- _Short exercise_: The records that follow are to be repeated exactly, with the pictures removed.

^^^^

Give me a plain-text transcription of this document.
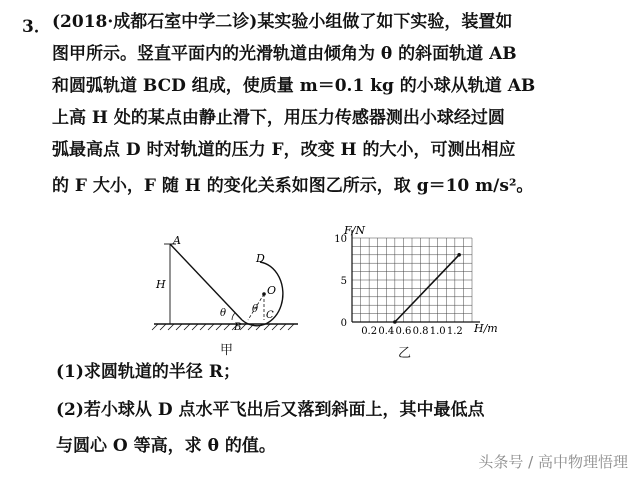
3． (2018·成都石室中学二诊)某实验小组做了如下实验，装置如
图甲所示。竖直平面内的光滑轨道由倾角为 θ 的斜面轨道 AB
和圆弧轨道 BCD 组成，使质量 m＝0.1 kg 的小球从轨道 AB
上高 H 处的某点由静止滑下，用压力传感器测出小球经过圆
弧最高点 D 时对轨道的压力 F，改变 H 的大小，可测出相应
的 F 大小，F 随 H 的变化关系如图乙所示，取 g＝10 m/s²。
A
H
D
O
B
C
θ	θ
甲
0.2 0.4 0.6 0.8 1.0 1.2
0
5
10
F/N
H/m
乙
(1)求圆轨道的半径 R；
(2)若小球从 D 点水平飞出后又落到斜面上，其中最低点
与圆心 O 等高，求 θ 的值。
头条号 / 高中物理悟理
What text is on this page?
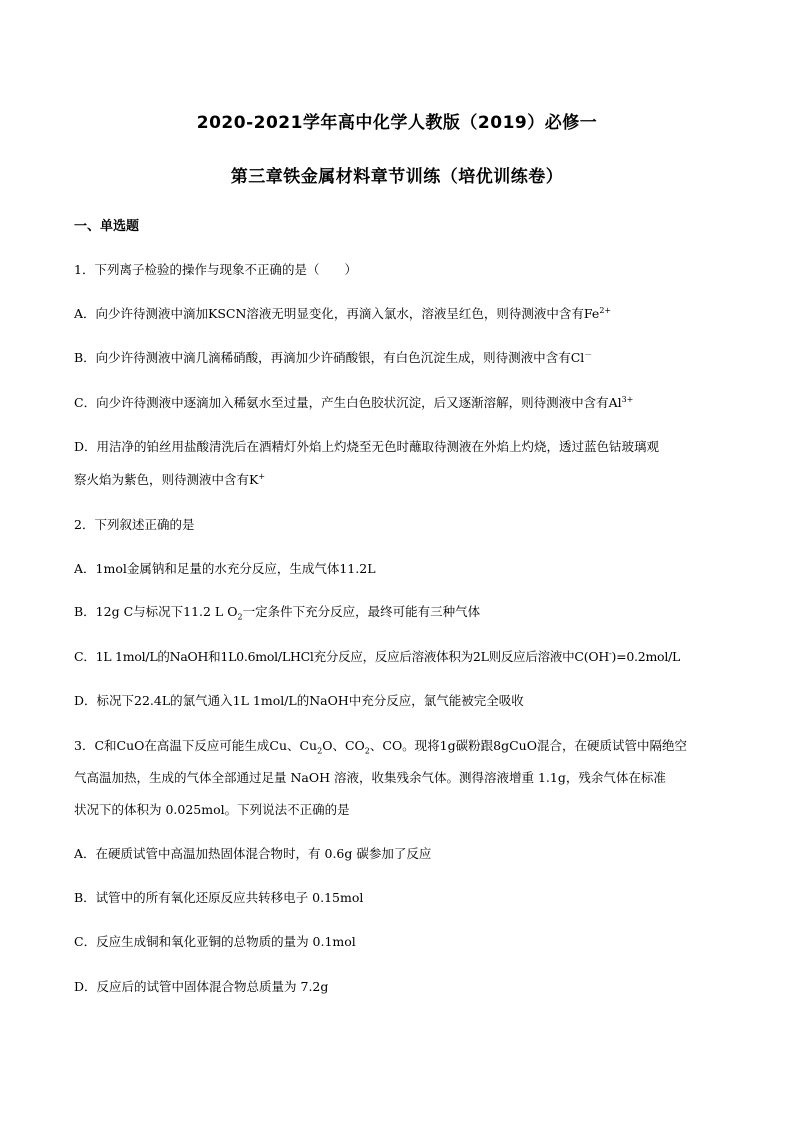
2020-2021学年高中化学人教版（2019）必修一
第三章铁金属材料章节训练（培优训练卷）
一、单选题
1．下列离子检验的操作与现象不正确的是（　　）
A．向少许待测液中滴加KSCN溶液无明显变化，再滴入氯水，溶液呈红色，则待测液中含有$Fe^{2+}$
B．向少许待测液中滴几滴稀硝酸，再滴加少许硝酸银，有白色沉淀生成，则待测液中含有Cl－
C．向少许待测液中逐滴加入稀氨水至过量，产生白色胶状沉淀，后又逐渐溶解，则待测液中含有$Al^{3+}$
D．用洁净的铂丝用盐酸清洗后在酒精灯外焰上灼烧至无色时蘸取待测液在外焰上灼烧，透过蓝色钴玻璃观
察火焰为紫色，则待测液中含有K+
2．下列叙述正确的是
A．1mol金属钠和足量的水充分反应，生成气体11.2L
B．12g C与标况下11.2 L $O_2$一定条件下充分反应，最终可能有三种气体
C．1L 1mol/L的NaOH和1L0.6mol/LHCl充分反应，反应后溶液体积为2L则反应后溶液中C(OH-)=0.2mol/L
D．标况下22.4L的氯气通入1L 1mol/L的NaOH中充分反应，氯气能被完全吸收
3．C和CuO在高温下反应可能生成Cu、$Cu_2O$、$CO_2$、CO。现将1g碳粉跟8gCuO混合，在硬质试管中隔绝空
气高温加热，生成的气体全部通过足量 NaOH 溶液，收集残余气体。测得溶液增重 1.1g，残余气体在标准
状况下的体积为 0.025mol。下列说法不正确的是
A．在硬质试管中高温加热固体混合物时，有 0.6g 碳参加了反应
B．试管中的所有氧化还原反应共转移电子 0.15mol
C．反应生成铜和氧化亚铜的总物质的量为 0.1mol
D．反应后的试管中固体混合物总质量为 7.2g
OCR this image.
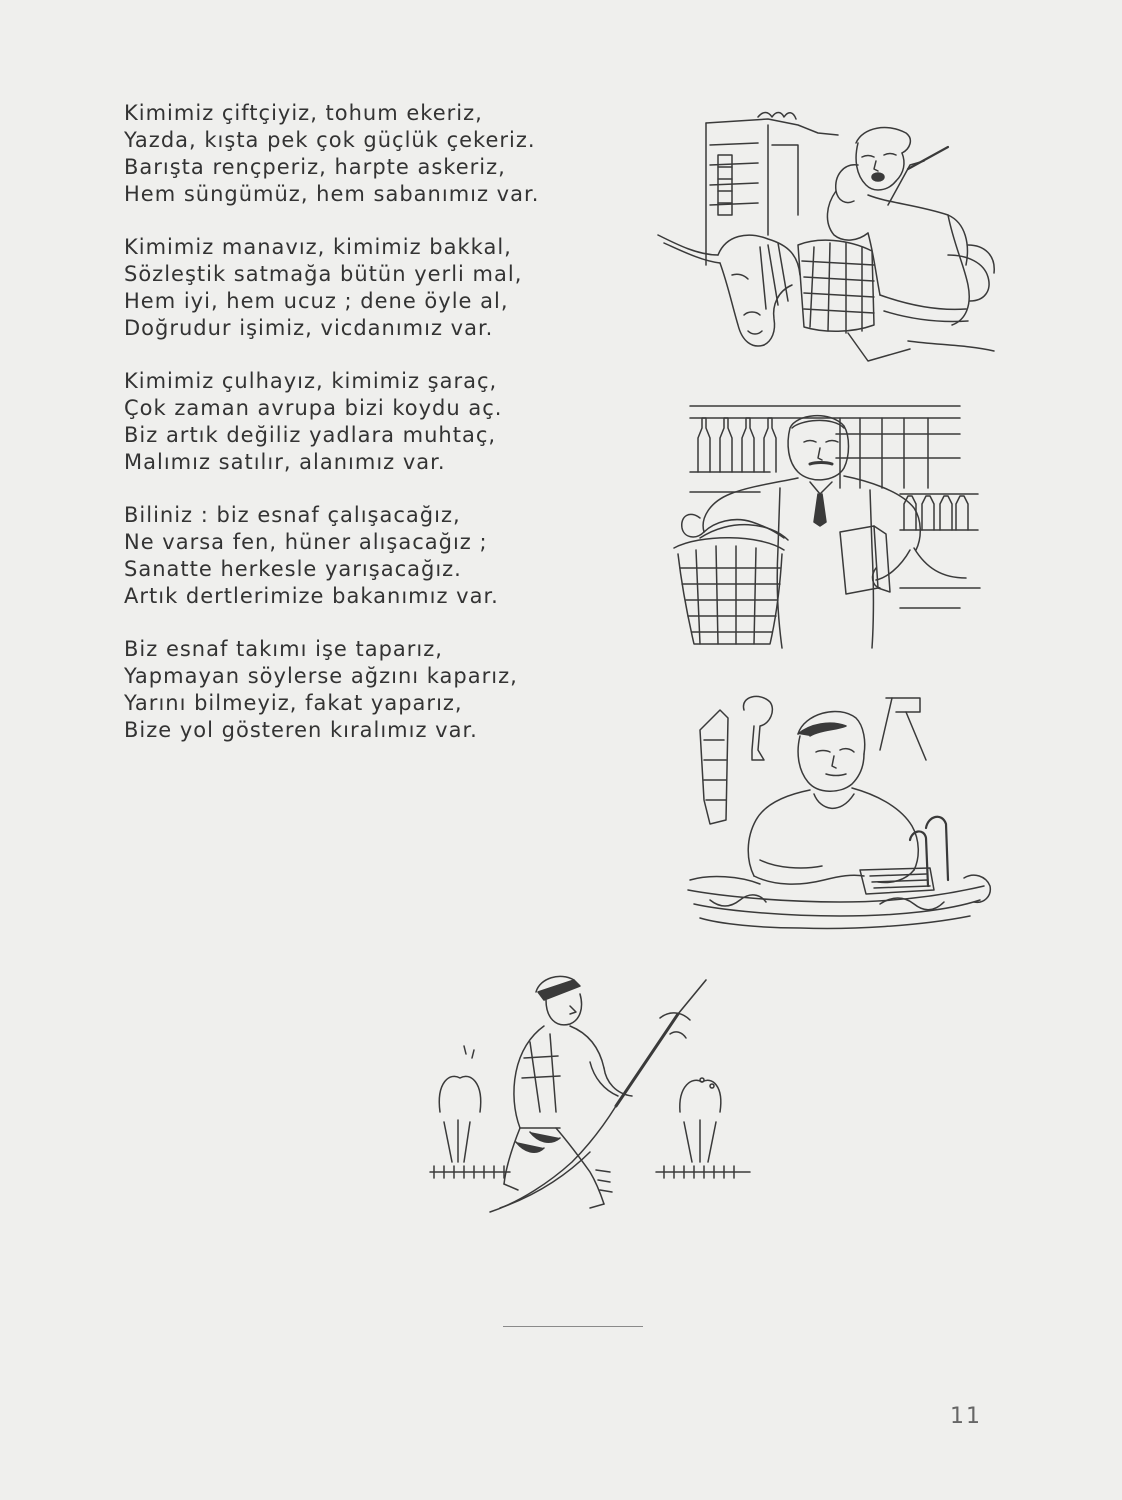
Kimimiz çiftçiyiz, tohum ekeriz,
Yazda, kışta pek çok güçlük çekeriz.
Barışta rençperiz, harpte askeriz,
Hem süngümüz, hem sabanımız var.
Kimimiz manavız, kimimiz bakkal,
Sözleştik satmağa bütün yerli mal,
Hem iyi, hem ucuz ; dene öyle al,
Doğrudur işimiz, vicdanımız var.
Kimimiz çulhayız, kimimiz şaraç,
Çok zaman avrupa bizi koydu aç.
Biz artık değiliz yadlara muhtaç,
Malımız satılır, alanımız var.
Biliniz : biz esnaf çalışacağız,
Ne varsa fen, hüner alışacağız ;
Sanatte herkesle yarışacağız.
Artık dertlerimize bakanımız var.
Biz esnaf takımı işe taparız,
Yapmayan söylerse ağzını kaparız,
Yarını bilmeyiz, fakat yaparız,
Bize yol gösteren kıralımız var.
11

^^^^

- _Result below_:
Give me a plain-text transcription of this document.
3． (2018·成都石室中学二诊)某实验小组做了如下实验，装置如
图甲所示。竖直平面内的光滑轨道由倾角为 θ 的斜面轨道 AB
和圆弧轨道 BCD 组成，使质量 m＝0.1 kg 的小球从轨道 AB
上高 H 处的某点由静止滑下，用压力传感器测出小球经过圆
弧最高点 D 时对轨道的压力 F，改变 H 的大小，可测出相应
的 F 大小，F 随 H 的变化关系如图乙所示，取 g＝10 m/s²。
A
H
D
O
B
C
θ	θ
甲
0.2 0.4 0.6 0.8 1.0 1.2
0
5
10
F/N
H/m
乙
(1)求圆轨道的半径 R；
(2)若小球从 D 点水平飞出后又落到斜面上，其中最低点
与圆心 O 等高，求 θ 的值。
头条号 / 高中物理悟理
What text is on this page?
2020-2021学年高中化学人教版（2019）必修一
第三章铁金属材料章节训练（培优训练卷）
一、单选题
1．下列离子检验的操作与现象不正确的是（　　）
A．向少许待测液中滴加KSCN溶液无明显变化，再滴入氯水，溶液呈红色，则待测液中含有$Fe^{2+}$
B．向少许待测液中滴几滴稀硝酸，再滴加少许硝酸银，有白色沉淀生成，则待测液中含有Cl－
C．向少许待测液中逐滴加入稀氨水至过量，产生白色胶状沉淀，后又逐渐溶解，则待测液中含有$Al^{3+}$
D．用洁净的铂丝用盐酸清洗后在酒精灯外焰上灼烧至无色时蘸取待测液在外焰上灼烧，透过蓝色钴玻璃观
察火焰为紫色，则待测液中含有K+
2．下列叙述正确的是
A．1mol金属钠和足量的水充分反应，生成气体11.2L
B．12g C与标况下11.2 L $O_2$一定条件下充分反应，最终可能有三种气体
C．1L 1mol/L的NaOH和1L0.6mol/LHCl充分反应，反应后溶液体积为2L则反应后溶液中C(OH-)=0.2mol/L
D．标况下22.4L的氯气通入1L 1mol/L的NaOH中充分反应，氯气能被完全吸收
3．C和CuO在高温下反应可能生成Cu、$Cu_2O$、$CO_2$、CO。现将1g碳粉跟8gCuO混合，在硬质试管中隔绝空
气高温加热，生成的气体全部通过足量 NaOH 溶液，收集残余气体。测得溶液增重 1.1g，残余气体在标准
状况下的体积为 0.025mol。下列说法不正确的是
A．在硬质试管中高温加热固体混合物时，有 0.6g 碳参加了反应
B．试管中的所有氧化还原反应共转移电子 0.15mol
C．反应生成铜和氧化亚铜的总物质的量为 0.1mol
D．反应后的试管中固体混合物总质量为 7.2g
OCR this image.
Kimimiz çiftçiyiz, tohum ekeriz,
Yazda, kışta pek çok güçlük çekeriz.
Barışta rençperiz, harpte askeriz,
Hem süngümüz, hem sabanımız var.
Kimimiz manavız, kimimiz bakkal,
Sözleştik satmağa bütün yerli mal,
Hem iyi, hem ucuz ; dene öyle al,
Doğrudur işimiz, vicdanımız var.
Kimimiz çulhayız, kimimiz şaraç,
Çok zaman avrupa bizi koydu aç.
Biz artık değiliz yadlara muhtaç,
Malımız satılır, alanımız var.
Biliniz : biz esnaf çalışacağız,
Ne varsa fen, hüner alışacağız ;
Sanatte herkesle yarışacağız.
Artık dertlerimize bakanımız var.
Biz esnaf takımı işe taparız,
Yapmayan söylerse ağzını kaparız,
Yarını bilmeyiz, fakat yaparız,
Bize yol gösteren kıralımız var.
11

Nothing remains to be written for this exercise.